### Your instructions
How many lines in the records below hold the string "color"? Please answer with the number and nothing more.
---*---
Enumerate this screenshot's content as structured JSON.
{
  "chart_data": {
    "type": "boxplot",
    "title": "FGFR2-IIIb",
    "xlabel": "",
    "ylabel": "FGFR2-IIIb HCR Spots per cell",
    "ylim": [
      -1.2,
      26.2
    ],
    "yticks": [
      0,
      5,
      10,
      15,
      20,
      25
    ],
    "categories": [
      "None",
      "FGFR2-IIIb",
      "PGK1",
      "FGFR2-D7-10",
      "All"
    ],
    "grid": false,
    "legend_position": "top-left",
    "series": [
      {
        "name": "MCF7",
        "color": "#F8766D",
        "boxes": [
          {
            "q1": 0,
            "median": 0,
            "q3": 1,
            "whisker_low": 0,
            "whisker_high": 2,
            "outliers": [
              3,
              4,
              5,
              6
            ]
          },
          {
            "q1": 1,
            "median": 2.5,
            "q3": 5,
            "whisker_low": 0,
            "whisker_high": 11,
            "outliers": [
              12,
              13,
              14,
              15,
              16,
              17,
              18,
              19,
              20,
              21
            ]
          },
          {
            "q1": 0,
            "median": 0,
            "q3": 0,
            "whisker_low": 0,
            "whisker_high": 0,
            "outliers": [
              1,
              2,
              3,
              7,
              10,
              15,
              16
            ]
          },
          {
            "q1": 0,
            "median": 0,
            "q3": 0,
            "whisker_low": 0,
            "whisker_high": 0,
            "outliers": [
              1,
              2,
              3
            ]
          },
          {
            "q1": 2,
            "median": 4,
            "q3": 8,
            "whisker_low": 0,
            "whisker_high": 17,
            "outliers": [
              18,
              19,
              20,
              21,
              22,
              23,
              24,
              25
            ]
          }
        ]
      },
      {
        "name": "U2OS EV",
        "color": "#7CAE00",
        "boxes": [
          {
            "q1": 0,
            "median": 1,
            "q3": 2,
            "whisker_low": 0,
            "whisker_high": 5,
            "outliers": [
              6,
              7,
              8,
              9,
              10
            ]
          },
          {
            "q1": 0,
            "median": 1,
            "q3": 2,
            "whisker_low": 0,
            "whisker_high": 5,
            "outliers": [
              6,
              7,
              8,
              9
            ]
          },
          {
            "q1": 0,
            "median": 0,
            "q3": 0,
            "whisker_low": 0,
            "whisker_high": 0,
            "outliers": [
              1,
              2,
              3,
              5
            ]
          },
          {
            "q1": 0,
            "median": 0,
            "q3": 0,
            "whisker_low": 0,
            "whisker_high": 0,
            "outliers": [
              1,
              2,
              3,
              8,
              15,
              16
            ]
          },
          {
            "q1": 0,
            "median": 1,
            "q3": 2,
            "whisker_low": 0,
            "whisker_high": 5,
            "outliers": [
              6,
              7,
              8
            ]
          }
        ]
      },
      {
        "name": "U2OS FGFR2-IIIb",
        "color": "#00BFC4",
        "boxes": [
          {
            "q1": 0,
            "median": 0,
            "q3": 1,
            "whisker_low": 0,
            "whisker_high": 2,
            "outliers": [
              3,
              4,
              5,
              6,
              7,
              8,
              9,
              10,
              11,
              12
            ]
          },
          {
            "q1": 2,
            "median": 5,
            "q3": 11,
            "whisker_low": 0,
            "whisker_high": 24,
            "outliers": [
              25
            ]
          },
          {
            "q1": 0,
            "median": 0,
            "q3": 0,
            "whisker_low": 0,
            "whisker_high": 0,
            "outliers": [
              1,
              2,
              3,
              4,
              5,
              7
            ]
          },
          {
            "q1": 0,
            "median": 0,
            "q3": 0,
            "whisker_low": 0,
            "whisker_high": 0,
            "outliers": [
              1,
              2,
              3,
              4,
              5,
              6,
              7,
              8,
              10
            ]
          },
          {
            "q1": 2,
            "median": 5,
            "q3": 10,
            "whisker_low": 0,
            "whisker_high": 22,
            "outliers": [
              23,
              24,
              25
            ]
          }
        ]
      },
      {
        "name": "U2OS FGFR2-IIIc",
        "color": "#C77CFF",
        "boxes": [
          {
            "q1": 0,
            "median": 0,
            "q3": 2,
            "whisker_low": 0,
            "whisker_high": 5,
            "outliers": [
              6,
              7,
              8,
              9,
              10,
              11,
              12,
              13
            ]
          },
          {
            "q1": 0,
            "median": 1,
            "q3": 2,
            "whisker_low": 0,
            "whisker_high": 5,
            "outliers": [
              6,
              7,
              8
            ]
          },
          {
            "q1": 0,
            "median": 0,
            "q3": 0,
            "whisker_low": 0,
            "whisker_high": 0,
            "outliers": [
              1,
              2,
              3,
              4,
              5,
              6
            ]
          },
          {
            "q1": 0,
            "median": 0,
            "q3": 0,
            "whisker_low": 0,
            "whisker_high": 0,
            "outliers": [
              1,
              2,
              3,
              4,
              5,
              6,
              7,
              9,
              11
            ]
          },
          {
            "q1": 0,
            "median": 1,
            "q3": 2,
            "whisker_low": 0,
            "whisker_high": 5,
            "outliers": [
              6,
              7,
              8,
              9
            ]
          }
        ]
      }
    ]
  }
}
---*---
### Response to this task
4